Make an exact copy of the records, with the images left out.

################

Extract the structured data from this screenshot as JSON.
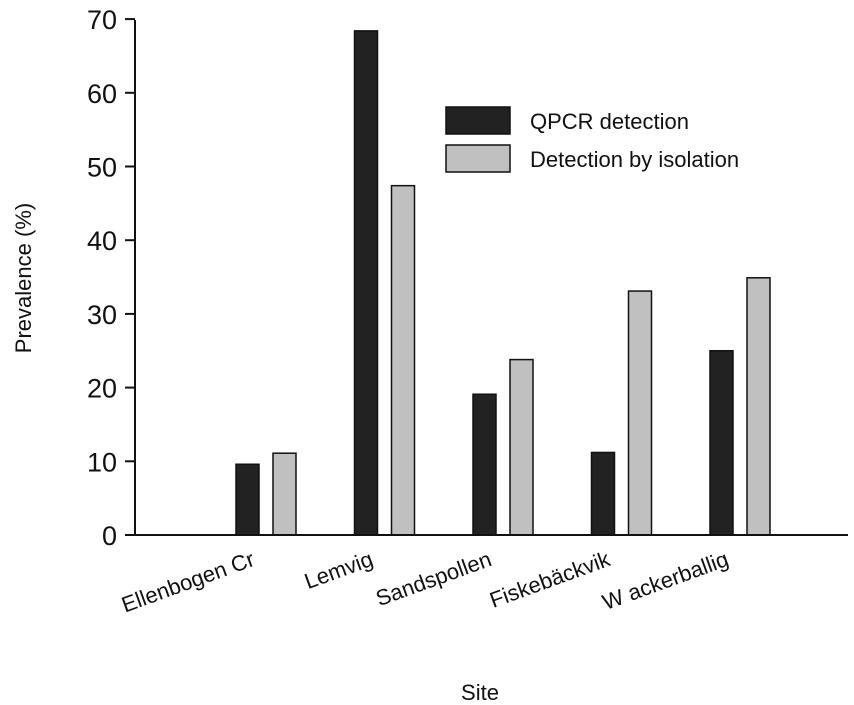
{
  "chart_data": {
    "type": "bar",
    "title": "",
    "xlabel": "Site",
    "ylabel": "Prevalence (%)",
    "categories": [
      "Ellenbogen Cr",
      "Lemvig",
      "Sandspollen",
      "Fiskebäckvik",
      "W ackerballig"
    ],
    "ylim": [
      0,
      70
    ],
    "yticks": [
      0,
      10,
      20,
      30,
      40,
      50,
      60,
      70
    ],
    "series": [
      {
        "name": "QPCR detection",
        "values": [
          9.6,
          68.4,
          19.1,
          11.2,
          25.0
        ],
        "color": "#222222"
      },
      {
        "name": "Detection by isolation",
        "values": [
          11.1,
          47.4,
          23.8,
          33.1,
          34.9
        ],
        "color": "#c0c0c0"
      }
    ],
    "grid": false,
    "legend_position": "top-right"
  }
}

################

EXERCISE SOLUTION:
Extract the structured data from this screenshot as JSON.
{
  "chart_data": {
    "type": "bar",
    "title": "",
    "xlabel": "Site",
    "ylabel": "Prevalence (%)",
    "categories": [
      "Ellenbogen Cr",
      "Lemvig",
      "Sandspollen",
      "Fiskebäckvik",
      "W ackerballig"
    ],
    "ylim": [
      0,
      70
    ],
    "yticks": [
      0,
      10,
      20,
      30,
      40,
      50,
      60,
      70
    ],
    "series": [
      {
        "name": "QPCR detection",
        "values": [
          9.6,
          68.4,
          19.1,
          11.2,
          25.0
        ],
        "color": "#222222"
      },
      {
        "name": "Detection by isolation",
        "values": [
          11.1,
          47.4,
          23.8,
          33.1,
          34.9
        ],
        "color": "#c0c0c0"
      }
    ],
    "grid": false,
    "legend_position": "top-right"
  }
}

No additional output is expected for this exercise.